# Directions
Search the listing below for the word "بالمعنى" and copy each line that holds it.

# Data shown
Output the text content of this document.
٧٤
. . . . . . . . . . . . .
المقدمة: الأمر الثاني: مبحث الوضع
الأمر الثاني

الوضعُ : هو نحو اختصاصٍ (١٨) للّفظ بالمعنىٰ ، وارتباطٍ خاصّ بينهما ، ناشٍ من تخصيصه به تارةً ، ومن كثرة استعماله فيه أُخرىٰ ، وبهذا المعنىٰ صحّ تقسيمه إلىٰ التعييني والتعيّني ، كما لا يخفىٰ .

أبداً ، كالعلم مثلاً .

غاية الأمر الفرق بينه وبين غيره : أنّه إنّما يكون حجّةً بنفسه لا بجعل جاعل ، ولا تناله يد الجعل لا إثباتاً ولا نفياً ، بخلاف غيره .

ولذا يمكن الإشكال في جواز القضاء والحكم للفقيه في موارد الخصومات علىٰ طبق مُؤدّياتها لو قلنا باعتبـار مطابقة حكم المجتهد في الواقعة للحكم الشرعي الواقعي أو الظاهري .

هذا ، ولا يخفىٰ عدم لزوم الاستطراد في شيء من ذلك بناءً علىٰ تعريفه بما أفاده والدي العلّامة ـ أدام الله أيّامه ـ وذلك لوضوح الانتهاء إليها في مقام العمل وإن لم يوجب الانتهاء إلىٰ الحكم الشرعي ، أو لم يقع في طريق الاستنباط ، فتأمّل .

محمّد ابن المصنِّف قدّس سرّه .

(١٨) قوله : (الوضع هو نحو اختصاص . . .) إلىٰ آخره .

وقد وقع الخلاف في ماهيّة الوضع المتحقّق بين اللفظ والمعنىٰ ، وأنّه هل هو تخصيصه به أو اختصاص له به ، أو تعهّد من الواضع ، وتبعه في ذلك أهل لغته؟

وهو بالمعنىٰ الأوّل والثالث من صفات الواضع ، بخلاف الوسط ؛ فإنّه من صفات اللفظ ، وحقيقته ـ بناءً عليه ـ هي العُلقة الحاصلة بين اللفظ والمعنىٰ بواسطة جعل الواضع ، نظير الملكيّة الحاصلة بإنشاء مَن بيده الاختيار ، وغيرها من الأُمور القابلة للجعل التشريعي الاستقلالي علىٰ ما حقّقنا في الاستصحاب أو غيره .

# Final result
الوضعُ : هو نحو اختصاصٍ (١٨) للّفظ بالمعنىٰ ، وارتباطٍ خاصّ بينهما ، ناشٍ من تخصيصه به تارةً ، ومن كثرة استعماله فيه أُخرىٰ ، وبهذا المعنىٰ صحّ تقسيمه إلىٰ التعييني والتعيّني ، كما لا يخفىٰ .
وهو بالمعنىٰ الأوّل والثالث من صفات الواضع ، بخلاف الوسط ؛ فإنّه من صفات اللفظ ، وحقيقته ـ بناءً عليه ـ هي العُلقة الحاصلة بين اللفظ والمعنىٰ بواسطة جعل الواضع ، نظير الملكيّة الحاصلة بإنشاء مَن بيده الاختيار ، وغيرها من الأُمور القابلة للجعل التشريعي الاستقلالي علىٰ ما حقّقنا في الاستصحاب أو غيره .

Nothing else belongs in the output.